» Record extracts:
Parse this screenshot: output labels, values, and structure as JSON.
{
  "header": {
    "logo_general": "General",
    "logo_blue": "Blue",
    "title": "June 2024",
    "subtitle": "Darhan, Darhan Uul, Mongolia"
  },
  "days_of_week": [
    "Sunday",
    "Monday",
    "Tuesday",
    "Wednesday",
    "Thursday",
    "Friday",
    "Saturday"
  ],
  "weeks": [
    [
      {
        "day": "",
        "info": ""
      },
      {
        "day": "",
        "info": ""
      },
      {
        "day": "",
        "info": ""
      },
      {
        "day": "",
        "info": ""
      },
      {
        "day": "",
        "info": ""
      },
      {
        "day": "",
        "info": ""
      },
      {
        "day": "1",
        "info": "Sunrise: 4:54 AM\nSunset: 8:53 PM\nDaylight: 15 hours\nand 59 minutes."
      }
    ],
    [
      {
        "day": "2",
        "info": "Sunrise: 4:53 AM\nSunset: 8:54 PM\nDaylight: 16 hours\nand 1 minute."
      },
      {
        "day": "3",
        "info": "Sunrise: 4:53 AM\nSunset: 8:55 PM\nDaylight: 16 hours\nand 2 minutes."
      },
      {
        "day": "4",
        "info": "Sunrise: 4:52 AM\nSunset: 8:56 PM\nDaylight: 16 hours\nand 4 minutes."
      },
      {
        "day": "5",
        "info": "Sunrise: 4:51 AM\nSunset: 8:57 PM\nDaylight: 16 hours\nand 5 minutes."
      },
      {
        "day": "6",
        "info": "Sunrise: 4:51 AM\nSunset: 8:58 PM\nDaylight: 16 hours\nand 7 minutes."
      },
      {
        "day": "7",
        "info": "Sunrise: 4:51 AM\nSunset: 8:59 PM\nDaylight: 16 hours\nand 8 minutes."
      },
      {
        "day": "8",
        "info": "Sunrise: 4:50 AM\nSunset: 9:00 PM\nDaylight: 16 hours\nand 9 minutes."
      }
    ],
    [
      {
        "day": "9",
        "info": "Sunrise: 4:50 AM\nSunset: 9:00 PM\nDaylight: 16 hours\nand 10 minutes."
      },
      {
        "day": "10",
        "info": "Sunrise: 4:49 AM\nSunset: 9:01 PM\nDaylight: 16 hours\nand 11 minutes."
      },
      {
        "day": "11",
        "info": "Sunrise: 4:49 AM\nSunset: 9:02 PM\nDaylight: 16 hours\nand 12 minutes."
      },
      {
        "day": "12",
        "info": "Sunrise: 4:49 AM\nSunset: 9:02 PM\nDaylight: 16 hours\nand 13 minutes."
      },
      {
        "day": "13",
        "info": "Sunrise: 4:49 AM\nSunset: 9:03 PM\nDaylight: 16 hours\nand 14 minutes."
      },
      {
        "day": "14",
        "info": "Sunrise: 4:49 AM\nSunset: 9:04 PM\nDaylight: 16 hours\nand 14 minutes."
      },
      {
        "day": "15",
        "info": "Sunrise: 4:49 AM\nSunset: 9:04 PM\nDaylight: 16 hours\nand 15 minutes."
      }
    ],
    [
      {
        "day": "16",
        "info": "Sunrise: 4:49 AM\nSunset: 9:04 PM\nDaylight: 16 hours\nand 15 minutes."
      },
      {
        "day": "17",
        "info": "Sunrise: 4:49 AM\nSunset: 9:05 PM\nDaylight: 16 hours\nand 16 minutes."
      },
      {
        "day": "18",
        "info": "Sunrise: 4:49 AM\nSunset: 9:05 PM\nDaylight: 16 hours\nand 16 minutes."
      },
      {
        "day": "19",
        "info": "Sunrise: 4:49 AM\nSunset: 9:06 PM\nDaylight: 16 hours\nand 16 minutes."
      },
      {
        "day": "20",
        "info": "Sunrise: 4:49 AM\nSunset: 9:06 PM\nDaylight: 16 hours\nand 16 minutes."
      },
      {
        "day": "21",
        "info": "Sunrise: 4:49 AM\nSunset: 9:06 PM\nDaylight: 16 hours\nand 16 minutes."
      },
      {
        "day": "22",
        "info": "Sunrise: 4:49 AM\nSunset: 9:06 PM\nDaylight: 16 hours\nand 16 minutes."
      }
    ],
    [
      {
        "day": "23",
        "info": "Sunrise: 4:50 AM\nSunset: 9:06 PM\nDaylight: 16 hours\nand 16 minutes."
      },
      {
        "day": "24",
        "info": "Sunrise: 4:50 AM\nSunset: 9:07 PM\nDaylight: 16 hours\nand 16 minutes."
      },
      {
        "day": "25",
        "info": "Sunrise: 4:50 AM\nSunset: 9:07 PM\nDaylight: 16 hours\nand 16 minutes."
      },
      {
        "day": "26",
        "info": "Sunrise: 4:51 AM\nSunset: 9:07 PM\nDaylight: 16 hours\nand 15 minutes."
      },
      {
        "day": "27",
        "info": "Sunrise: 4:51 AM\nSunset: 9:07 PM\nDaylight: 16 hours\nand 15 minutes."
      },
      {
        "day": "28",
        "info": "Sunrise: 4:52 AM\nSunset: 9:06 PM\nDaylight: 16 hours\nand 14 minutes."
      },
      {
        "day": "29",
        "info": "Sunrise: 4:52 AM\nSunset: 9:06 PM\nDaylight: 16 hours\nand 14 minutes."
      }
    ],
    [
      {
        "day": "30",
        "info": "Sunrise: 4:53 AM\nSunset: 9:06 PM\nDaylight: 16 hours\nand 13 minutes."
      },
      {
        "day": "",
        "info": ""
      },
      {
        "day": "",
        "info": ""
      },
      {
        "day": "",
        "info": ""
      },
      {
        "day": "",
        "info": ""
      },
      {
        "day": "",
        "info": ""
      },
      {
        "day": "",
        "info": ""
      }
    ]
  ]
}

» Problem details: Each line of the listing should be copied exactly.

» Correct result:
Parse this screenshot: output labels, values, and structure as JSON.
{
  "header": {
    "logo_general": "General",
    "logo_blue": "Blue",
    "title": "June 2024",
    "subtitle": "Darhan, Darhan Uul, Mongolia"
  },
  "days_of_week": [
    "Sunday",
    "Monday",
    "Tuesday",
    "Wednesday",
    "Thursday",
    "Friday",
    "Saturday"
  ],
  "weeks": [
    [
      {
        "day": "",
        "info": ""
      },
      {
        "day": "",
        "info": ""
      },
      {
        "day": "",
        "info": ""
      },
      {
        "day": "",
        "info": ""
      },
      {
        "day": "",
        "info": ""
      },
      {
        "day": "",
        "info": ""
      },
      {
        "day": "1",
        "info": "Sunrise: 4:54 AM\nSunset: 8:53 PM\nDaylight: 15 hours\nand 59 minutes."
      }
    ],
    [
      {
        "day": "2",
        "info": "Sunrise: 4:53 AM\nSunset: 8:54 PM\nDaylight: 16 hours\nand 1 minute."
      },
      {
        "day": "3",
        "info": "Sunrise: 4:53 AM\nSunset: 8:55 PM\nDaylight: 16 hours\nand 2 minutes."
      },
      {
        "day": "4",
        "info": "Sunrise: 4:52 AM\nSunset: 8:56 PM\nDaylight: 16 hours\nand 4 minutes."
      },
      {
        "day": "5",
        "info": "Sunrise: 4:51 AM\nSunset: 8:57 PM\nDaylight: 16 hours\nand 5 minutes."
      },
      {
        "day": "6",
        "info": "Sunrise: 4:51 AM\nSunset: 8:58 PM\nDaylight: 16 hours\nand 7 minutes."
      },
      {
        "day": "7",
        "info": "Sunrise: 4:51 AM\nSunset: 8:59 PM\nDaylight: 16 hours\nand 8 minutes."
      },
      {
        "day": "8",
        "info": "Sunrise: 4:50 AM\nSunset: 9:00 PM\nDaylight: 16 hours\nand 9 minutes."
      }
    ],
    [
      {
        "day": "9",
        "info": "Sunrise: 4:50 AM\nSunset: 9:00 PM\nDaylight: 16 hours\nand 10 minutes."
      },
      {
        "day": "10",
        "info": "Sunrise: 4:49 AM\nSunset: 9:01 PM\nDaylight: 16 hours\nand 11 minutes."
      },
      {
        "day": "11",
        "info": "Sunrise: 4:49 AM\nSunset: 9:02 PM\nDaylight: 16 hours\nand 12 minutes."
      },
      {
        "day": "12",
        "info": "Sunrise: 4:49 AM\nSunset: 9:02 PM\nDaylight: 16 hours\nand 13 minutes."
      },
      {
        "day": "13",
        "info": "Sunrise: 4:49 AM\nSunset: 9:03 PM\nDaylight: 16 hours\nand 14 minutes."
      },
      {
        "day": "14",
        "info": "Sunrise: 4:49 AM\nSunset: 9:04 PM\nDaylight: 16 hours\nand 14 minutes."
      },
      {
        "day": "15",
        "info": "Sunrise: 4:49 AM\nSunset: 9:04 PM\nDaylight: 16 hours\nand 15 minutes."
      }
    ],
    [
      {
        "day": "16",
        "info": "Sunrise: 4:49 AM\nSunset: 9:04 PM\nDaylight: 16 hours\nand 15 minutes."
      },
      {
        "day": "17",
        "info": "Sunrise: 4:49 AM\nSunset: 9:05 PM\nDaylight: 16 hours\nand 16 minutes."
      },
      {
        "day": "18",
        "info": "Sunrise: 4:49 AM\nSunset: 9:05 PM\nDaylight: 16 hours\nand 16 minutes."
      },
      {
        "day": "19",
        "info": "Sunrise: 4:49 AM\nSunset: 9:06 PM\nDaylight: 16 hours\nand 16 minutes."
      },
      {
        "day": "20",
        "info": "Sunrise: 4:49 AM\nSunset: 9:06 PM\nDaylight: 16 hours\nand 16 minutes."
      },
      {
        "day": "21",
        "info": "Sunrise: 4:49 AM\nSunset: 9:06 PM\nDaylight: 16 hours\nand 16 minutes."
      },
      {
        "day": "22",
        "info": "Sunrise: 4:49 AM\nSunset: 9:06 PM\nDaylight: 16 hours\nand 16 minutes."
      }
    ],
    [
      {
        "day": "23",
        "info": "Sunrise: 4:50 AM\nSunset: 9:06 PM\nDaylight: 16 hours\nand 16 minutes."
      },
      {
        "day": "24",
        "info": "Sunrise: 4:50 AM\nSunset: 9:07 PM\nDaylight: 16 hours\nand 16 minutes."
      },
      {
        "day": "25",
        "info": "Sunrise: 4:50 AM\nSunset: 9:07 PM\nDaylight: 16 hours\nand 16 minutes."
      },
      {
        "day": "26",
        "info": "Sunrise: 4:51 AM\nSunset: 9:07 PM\nDaylight: 16 hours\nand 15 minutes."
      },
      {
        "day": "27",
        "info": "Sunrise: 4:51 AM\nSunset: 9:07 PM\nDaylight: 16 hours\nand 15 minutes."
      },
      {
        "day": "28",
        "info": "Sunrise: 4:52 AM\nSunset: 9:06 PM\nDaylight: 16 hours\nand 14 minutes."
      },
      {
        "day": "29",
        "info": "Sunrise: 4:52 AM\nSunset: 9:06 PM\nDaylight: 16 hours\nand 14 minutes."
      }
    ],
    [
      {
        "day": "30",
        "info": "Sunrise: 4:53 AM\nSunset: 9:06 PM\nDaylight: 16 hours\nand 13 minutes."
      },
      {
        "day": "",
        "info": ""
      },
      {
        "day": "",
        "info": ""
      },
      {
        "day": "",
        "info": ""
      },
      {
        "day": "",
        "info": ""
      },
      {
        "day": "",
        "info": ""
      },
      {
        "day": "",
        "info": ""
      }
    ]
  ]
}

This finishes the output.